Gather each line of the entries below that includes "adversar".

-- BEGIN --

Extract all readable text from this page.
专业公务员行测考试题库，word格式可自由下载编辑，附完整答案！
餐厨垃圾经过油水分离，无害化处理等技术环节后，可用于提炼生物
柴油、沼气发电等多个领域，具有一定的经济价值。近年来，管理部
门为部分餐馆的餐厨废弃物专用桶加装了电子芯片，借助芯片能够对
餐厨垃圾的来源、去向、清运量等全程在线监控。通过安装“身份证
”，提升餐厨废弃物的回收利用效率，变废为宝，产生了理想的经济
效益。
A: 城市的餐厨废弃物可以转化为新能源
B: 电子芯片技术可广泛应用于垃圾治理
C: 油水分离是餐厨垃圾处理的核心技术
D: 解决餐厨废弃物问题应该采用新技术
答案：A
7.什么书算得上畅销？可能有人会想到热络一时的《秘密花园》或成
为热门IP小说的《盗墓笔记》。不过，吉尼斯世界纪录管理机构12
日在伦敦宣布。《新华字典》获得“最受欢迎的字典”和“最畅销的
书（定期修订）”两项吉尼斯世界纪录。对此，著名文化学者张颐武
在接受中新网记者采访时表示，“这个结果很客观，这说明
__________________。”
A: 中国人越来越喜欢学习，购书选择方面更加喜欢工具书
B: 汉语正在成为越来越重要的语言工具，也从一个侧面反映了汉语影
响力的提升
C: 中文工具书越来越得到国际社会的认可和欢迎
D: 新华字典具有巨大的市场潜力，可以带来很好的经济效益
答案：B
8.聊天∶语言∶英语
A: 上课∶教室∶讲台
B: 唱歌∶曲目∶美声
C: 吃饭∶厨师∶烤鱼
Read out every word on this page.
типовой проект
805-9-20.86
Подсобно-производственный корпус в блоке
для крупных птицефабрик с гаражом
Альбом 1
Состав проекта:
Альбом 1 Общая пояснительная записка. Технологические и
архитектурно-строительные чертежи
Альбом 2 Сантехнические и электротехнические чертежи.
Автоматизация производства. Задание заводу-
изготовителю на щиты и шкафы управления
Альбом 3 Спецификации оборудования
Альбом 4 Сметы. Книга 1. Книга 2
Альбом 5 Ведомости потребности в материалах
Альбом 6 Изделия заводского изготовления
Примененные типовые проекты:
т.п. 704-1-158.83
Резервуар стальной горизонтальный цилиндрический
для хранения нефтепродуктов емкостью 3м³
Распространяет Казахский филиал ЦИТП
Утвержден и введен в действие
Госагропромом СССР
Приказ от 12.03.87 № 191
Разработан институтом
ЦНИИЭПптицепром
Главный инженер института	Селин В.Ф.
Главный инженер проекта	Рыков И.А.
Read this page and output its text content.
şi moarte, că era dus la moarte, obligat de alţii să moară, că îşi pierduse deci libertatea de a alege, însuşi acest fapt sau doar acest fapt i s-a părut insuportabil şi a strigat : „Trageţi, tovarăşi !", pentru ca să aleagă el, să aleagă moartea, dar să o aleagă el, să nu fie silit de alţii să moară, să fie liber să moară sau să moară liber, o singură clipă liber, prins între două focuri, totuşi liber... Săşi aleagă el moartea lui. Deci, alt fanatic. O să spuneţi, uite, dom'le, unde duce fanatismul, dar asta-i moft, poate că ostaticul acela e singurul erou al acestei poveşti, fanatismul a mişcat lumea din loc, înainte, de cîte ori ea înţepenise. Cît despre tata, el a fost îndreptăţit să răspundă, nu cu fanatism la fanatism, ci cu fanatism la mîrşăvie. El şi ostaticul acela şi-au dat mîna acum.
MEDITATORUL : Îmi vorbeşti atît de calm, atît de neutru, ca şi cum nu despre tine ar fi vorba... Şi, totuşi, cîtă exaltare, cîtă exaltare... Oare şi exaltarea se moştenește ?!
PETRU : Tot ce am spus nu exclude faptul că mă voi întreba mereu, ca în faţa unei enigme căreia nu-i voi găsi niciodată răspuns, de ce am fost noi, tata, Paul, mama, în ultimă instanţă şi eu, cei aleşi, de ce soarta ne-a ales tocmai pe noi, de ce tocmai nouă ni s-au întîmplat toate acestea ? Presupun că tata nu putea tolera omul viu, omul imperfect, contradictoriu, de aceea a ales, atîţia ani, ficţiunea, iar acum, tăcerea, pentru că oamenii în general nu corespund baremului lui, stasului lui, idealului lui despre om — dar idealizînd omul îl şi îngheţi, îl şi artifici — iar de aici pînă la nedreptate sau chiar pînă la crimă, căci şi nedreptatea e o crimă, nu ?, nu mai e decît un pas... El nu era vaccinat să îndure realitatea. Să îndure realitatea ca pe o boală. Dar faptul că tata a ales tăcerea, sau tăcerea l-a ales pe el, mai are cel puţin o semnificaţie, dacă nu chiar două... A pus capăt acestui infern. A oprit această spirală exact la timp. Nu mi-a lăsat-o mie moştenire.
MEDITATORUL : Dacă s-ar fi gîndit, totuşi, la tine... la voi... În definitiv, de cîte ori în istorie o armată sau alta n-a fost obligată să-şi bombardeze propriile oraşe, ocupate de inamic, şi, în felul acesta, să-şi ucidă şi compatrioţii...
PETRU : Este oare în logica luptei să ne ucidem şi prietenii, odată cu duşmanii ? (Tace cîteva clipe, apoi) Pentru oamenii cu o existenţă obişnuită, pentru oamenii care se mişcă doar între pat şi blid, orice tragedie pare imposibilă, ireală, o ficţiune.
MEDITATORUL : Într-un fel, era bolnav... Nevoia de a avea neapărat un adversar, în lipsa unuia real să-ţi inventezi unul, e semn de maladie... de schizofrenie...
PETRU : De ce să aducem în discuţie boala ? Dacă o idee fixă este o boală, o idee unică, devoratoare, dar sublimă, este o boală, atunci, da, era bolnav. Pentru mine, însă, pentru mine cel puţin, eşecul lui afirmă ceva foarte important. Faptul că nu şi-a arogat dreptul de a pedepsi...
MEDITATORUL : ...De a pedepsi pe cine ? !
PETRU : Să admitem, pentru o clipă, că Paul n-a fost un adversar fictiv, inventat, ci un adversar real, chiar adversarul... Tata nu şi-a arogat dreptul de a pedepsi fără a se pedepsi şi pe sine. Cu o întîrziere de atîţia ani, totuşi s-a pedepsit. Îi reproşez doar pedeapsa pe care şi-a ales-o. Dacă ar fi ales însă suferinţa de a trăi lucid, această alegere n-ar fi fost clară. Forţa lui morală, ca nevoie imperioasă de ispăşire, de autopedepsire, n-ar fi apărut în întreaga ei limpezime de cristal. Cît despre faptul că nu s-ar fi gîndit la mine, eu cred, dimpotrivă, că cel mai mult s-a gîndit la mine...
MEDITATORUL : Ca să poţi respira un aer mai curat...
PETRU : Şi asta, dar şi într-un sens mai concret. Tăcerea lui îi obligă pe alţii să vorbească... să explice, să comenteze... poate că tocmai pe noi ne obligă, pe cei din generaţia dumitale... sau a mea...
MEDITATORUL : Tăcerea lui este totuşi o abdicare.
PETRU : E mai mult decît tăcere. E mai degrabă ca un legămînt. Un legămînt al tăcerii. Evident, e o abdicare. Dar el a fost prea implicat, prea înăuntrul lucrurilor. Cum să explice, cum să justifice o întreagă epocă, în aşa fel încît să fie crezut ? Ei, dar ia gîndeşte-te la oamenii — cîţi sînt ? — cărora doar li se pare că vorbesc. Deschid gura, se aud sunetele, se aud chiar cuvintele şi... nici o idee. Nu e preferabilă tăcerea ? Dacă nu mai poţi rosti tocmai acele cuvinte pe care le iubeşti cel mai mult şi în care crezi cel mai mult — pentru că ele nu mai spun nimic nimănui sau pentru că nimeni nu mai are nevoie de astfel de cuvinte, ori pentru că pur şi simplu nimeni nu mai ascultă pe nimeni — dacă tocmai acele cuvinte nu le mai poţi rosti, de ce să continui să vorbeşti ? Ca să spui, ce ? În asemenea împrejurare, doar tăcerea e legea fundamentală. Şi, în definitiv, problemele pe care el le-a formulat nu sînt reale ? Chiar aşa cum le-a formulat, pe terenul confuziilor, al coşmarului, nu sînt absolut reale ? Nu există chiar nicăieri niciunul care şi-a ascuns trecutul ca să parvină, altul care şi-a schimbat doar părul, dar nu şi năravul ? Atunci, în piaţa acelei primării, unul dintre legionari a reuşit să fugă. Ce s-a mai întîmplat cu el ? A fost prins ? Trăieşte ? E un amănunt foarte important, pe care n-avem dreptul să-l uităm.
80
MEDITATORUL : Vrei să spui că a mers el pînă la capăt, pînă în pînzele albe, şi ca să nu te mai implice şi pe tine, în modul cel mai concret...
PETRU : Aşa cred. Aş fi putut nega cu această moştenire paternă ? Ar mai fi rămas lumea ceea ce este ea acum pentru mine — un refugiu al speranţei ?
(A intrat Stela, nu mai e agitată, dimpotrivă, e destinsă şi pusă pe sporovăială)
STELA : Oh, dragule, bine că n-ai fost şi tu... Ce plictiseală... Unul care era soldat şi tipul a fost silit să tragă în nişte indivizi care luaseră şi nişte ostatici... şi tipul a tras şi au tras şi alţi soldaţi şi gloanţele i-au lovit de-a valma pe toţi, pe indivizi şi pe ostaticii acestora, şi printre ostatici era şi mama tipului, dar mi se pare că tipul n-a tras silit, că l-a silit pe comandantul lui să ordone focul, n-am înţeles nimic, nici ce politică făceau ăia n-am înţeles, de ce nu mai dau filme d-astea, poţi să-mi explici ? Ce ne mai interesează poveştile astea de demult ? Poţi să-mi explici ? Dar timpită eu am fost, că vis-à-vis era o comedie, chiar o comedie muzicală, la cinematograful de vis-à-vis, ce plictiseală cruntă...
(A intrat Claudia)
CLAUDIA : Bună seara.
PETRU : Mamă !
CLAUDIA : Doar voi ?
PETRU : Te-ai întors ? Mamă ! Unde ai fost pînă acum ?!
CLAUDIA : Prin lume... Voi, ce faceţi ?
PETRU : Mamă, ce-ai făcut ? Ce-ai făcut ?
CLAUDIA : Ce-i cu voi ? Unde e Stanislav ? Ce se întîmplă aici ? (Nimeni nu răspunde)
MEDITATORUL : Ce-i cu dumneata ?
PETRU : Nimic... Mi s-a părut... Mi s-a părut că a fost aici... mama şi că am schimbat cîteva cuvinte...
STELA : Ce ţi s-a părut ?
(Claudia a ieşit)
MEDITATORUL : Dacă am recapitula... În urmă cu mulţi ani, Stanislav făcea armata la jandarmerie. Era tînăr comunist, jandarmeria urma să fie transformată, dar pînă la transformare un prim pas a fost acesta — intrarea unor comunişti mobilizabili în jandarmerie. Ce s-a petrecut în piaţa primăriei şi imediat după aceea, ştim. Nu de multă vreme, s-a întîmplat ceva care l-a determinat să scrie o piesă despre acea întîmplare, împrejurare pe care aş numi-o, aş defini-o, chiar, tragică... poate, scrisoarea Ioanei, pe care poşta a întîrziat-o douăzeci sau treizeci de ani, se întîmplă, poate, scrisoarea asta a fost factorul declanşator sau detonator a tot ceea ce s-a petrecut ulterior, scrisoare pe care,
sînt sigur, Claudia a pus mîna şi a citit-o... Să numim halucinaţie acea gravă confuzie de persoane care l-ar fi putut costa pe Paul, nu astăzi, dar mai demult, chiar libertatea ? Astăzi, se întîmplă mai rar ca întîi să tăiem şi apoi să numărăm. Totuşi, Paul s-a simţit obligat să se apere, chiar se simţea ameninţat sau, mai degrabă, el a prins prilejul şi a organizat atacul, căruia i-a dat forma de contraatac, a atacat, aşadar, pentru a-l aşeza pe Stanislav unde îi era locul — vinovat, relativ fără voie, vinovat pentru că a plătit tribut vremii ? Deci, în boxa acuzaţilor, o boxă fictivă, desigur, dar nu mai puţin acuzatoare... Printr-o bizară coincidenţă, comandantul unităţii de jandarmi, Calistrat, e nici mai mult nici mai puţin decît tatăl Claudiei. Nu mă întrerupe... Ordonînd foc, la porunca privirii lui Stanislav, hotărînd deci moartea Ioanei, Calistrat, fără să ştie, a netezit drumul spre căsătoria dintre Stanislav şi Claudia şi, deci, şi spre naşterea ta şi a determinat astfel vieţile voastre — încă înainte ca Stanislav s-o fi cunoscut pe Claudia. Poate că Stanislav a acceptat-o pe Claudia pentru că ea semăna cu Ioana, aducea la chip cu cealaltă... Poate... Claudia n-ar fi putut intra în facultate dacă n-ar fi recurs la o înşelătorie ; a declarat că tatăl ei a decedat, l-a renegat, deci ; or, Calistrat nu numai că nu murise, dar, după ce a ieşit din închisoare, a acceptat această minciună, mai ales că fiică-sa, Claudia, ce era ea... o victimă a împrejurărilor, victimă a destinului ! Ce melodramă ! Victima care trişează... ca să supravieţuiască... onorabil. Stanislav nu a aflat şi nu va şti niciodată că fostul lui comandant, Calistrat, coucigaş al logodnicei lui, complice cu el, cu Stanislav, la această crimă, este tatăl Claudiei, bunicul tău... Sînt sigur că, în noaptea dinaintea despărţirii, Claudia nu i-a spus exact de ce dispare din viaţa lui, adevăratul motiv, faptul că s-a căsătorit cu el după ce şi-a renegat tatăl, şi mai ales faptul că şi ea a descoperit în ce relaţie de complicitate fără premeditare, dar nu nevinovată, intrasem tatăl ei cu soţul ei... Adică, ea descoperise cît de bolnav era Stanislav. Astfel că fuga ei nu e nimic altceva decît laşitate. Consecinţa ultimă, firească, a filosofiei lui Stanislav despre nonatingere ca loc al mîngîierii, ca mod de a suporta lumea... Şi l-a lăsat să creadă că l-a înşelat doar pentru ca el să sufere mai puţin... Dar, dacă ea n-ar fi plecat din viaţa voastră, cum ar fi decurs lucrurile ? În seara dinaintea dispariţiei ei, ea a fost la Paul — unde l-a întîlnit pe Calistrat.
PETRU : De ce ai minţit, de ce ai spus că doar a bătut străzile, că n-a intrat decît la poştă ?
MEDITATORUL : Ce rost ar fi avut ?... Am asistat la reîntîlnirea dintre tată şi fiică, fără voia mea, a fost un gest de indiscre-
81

-- END --

● **Written answer**
MEDITATORUL : Într-un fel, era bolnav... Nevoia de a avea neapărat un adversar, în lipsa unuia real să-ţi inventezi unul, e semn de maladie... de schizofrenie...
PETRU : Să admitem, pentru o clipă, că Paul n-a fost un adversar fictiv, inventat, ci un adversar real, chiar adversarul... Tata nu şi-a arogat dreptul de a pedepsi fără a se pedepsi şi pe sine. Cu o întîrziere de atîţia ani, totuşi s-a pedepsit. Îi reproşez doar pedeapsa pe care şi-a ales-o. Dacă ar fi ales însă suferinţa de a trăi lucid, această alegere n-ar fi fost clară. Forţa lui morală, ca nevoie imperioasă de ispăşire, de autopedepsire, n-ar fi apărut în întreaga ei limpezime de cristal. Cît despre faptul că nu s-ar fi gîndit la mine, eu cred, dimpotrivă, că cel mai mult s-a gîndit la mine...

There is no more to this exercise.